[Records contained in a dataset]
____
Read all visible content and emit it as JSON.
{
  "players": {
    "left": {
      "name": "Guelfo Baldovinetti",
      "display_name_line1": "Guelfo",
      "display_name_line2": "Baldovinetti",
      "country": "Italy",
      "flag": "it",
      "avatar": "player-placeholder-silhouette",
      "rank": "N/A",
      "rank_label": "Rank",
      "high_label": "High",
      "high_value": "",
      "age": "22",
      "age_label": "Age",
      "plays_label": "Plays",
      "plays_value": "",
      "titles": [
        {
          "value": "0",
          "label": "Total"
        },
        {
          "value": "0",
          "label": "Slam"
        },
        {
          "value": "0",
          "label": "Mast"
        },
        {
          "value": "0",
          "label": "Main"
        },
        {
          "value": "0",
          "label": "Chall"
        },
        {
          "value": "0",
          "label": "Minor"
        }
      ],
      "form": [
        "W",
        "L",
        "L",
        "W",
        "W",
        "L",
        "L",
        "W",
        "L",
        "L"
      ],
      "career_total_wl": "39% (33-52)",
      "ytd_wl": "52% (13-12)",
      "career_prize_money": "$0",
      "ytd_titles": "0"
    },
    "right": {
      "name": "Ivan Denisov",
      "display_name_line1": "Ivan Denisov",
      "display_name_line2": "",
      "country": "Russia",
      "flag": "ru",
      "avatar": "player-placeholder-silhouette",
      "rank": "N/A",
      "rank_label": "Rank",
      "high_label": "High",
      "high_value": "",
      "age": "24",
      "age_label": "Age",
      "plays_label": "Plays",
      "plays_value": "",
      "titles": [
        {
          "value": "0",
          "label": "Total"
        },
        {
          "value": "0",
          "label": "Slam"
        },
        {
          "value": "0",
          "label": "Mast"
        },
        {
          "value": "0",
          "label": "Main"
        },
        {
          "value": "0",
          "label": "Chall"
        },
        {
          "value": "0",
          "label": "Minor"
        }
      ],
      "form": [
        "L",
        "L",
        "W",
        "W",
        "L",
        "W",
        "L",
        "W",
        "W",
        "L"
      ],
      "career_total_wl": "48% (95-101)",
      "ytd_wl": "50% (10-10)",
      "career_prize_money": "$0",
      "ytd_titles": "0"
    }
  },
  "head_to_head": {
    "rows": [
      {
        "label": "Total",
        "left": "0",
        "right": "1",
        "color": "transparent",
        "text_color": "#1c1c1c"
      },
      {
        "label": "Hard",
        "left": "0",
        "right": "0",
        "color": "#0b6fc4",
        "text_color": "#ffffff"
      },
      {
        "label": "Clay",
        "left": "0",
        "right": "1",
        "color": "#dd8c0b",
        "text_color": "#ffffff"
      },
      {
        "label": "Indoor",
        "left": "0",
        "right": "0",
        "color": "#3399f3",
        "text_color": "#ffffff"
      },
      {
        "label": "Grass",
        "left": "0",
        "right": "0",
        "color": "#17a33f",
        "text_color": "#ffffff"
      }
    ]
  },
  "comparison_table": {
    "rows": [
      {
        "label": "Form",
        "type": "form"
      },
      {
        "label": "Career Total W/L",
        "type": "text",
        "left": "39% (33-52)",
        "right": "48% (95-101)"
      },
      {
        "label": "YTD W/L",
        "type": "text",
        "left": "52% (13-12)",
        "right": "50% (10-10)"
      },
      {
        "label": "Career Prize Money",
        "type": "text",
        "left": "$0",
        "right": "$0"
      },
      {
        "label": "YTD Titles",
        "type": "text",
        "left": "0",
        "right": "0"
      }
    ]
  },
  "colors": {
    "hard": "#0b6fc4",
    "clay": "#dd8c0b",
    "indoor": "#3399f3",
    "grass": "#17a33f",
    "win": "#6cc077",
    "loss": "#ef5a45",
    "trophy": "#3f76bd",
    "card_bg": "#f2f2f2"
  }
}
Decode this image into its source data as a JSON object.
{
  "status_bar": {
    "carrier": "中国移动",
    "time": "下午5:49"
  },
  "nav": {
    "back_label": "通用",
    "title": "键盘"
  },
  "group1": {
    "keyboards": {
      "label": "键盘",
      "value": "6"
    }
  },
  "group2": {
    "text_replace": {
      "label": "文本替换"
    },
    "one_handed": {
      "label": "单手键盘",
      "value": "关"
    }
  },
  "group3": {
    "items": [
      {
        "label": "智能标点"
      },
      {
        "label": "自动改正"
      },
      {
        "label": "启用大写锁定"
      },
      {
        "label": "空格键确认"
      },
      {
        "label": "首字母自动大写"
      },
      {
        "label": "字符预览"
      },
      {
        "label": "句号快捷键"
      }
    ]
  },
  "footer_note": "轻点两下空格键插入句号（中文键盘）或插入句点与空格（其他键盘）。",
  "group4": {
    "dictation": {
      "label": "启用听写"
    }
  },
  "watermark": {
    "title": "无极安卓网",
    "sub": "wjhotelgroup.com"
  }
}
____
> _Goal of the exercise_:
Print out the whole listing exactly as it appears.

> _Solved exercise_:
Read all visible content and emit it as JSON.
{
  "players": {
    "left": {
      "name": "Guelfo Baldovinetti",
      "display_name_line1": "Guelfo",
      "display_name_line2": "Baldovinetti",
      "country": "Italy",
      "flag": "it",
      "avatar": "player-placeholder-silhouette",
      "rank": "N/A",
      "rank_label": "Rank",
      "high_label": "High",
      "high_value": "",
      "age": "22",
      "age_label": "Age",
      "plays_label": "Plays",
      "plays_value": "",
      "titles": [
        {
          "value": "0",
          "label": "Total"
        },
        {
          "value": "0",
          "label": "Slam"
        },
        {
          "value": "0",
          "label": "Mast"
        },
        {
          "value": "0",
          "label": "Main"
        },
        {
          "value": "0",
          "label": "Chall"
        },
        {
          "value": "0",
          "label": "Minor"
        }
      ],
      "form": [
        "W",
        "L",
        "L",
        "W",
        "W",
        "L",
        "L",
        "W",
        "L",
        "L"
      ],
      "career_total_wl": "39% (33-52)",
      "ytd_wl": "52% (13-12)",
      "career_prize_money": "$0",
      "ytd_titles": "0"
    },
    "right": {
      "name": "Ivan Denisov",
      "display_name_line1": "Ivan Denisov",
      "display_name_line2": "",
      "country": "Russia",
      "flag": "ru",
      "avatar": "player-placeholder-silhouette",
      "rank": "N/A",
      "rank_label": "Rank",
      "high_label": "High",
      "high_value": "",
      "age": "24",
      "age_label": "Age",
      "plays_label": "Plays",
      "plays_value": "",
      "titles": [
        {
          "value": "0",
          "label": "Total"
        },
        {
          "value": "0",
          "label": "Slam"
        },
        {
          "value": "0",
          "label": "Mast"
        },
        {
          "value": "0",
          "label": "Main"
        },
        {
          "value": "0",
          "label": "Chall"
        },
        {
          "value": "0",
          "label": "Minor"
        }
      ],
      "form": [
        "L",
        "L",
        "W",
        "W",
        "L",
        "W",
        "L",
        "W",
        "W",
        "L"
      ],
      "career_total_wl": "48% (95-101)",
      "ytd_wl": "50% (10-10)",
      "career_prize_money": "$0",
      "ytd_titles": "0"
    }
  },
  "head_to_head": {
    "rows": [
      {
        "label": "Total",
        "left": "0",
        "right": "1",
        "color": "transparent",
        "text_color": "#1c1c1c"
      },
      {
        "label": "Hard",
        "left": "0",
        "right": "0",
        "color": "#0b6fc4",
        "text_color": "#ffffff"
      },
      {
        "label": "Clay",
        "left": "0",
        "right": "1",
        "color": "#dd8c0b",
        "text_color": "#ffffff"
      },
      {
        "label": "Indoor",
        "left": "0",
        "right": "0",
        "color": "#3399f3",
        "text_color": "#ffffff"
      },
      {
        "label": "Grass",
        "left": "0",
        "right": "0",
        "color": "#17a33f",
        "text_color": "#ffffff"
      }
    ]
  },
  "comparison_table": {
    "rows": [
      {
        "label": "Form",
        "type": "form"
      },
      {
        "label": "Career Total W/L",
        "type": "text",
        "left": "39% (33-52)",
        "right": "48% (95-101)"
      },
      {
        "label": "YTD W/L",
        "type": "text",
        "left": "52% (13-12)",
        "right": "50% (10-10)"
      },
      {
        "label": "Career Prize Money",
        "type": "text",
        "left": "$0",
        "right": "$0"
      },
      {
        "label": "YTD Titles",
        "type": "text",
        "left": "0",
        "right": "0"
      }
    ]
  },
  "colors": {
    "hard": "#0b6fc4",
    "clay": "#dd8c0b",
    "indoor": "#3399f3",
    "grass": "#17a33f",
    "win": "#6cc077",
    "loss": "#ef5a45",
    "trophy": "#3f76bd",
    "card_bg": "#f2f2f2"
  }
}
Decode this image into its source data as a JSON object.
{
  "status_bar": {
    "carrier": "中国移动",
    "time": "下午5:49"
  },
  "nav": {
    "back_label": "通用",
    "title": "键盘"
  },
  "group1": {
    "keyboards": {
      "label": "键盘",
      "value": "6"
    }
  },
  "group2": {
    "text_replace": {
      "label": "文本替换"
    },
    "one_handed": {
      "label": "单手键盘",
      "value": "关"
    }
  },
  "group3": {
    "items": [
      {
        "label": "智能标点"
      },
      {
        "label": "自动改正"
      },
      {
        "label": "启用大写锁定"
      },
      {
        "label": "空格键确认"
      },
      {
        "label": "首字母自动大写"
      },
      {
        "label": "字符预览"
      },
      {
        "label": "句号快捷键"
      }
    ]
  },
  "footer_note": "轻点两下空格键插入句号（中文键盘）或插入句点与空格（其他键盘）。",
  "group4": {
    "dictation": {
      "label": "启用听写"
    }
  },
  "watermark": {
    "title": "无极安卓网",
    "sub": "wjhotelgroup.com"
  }
}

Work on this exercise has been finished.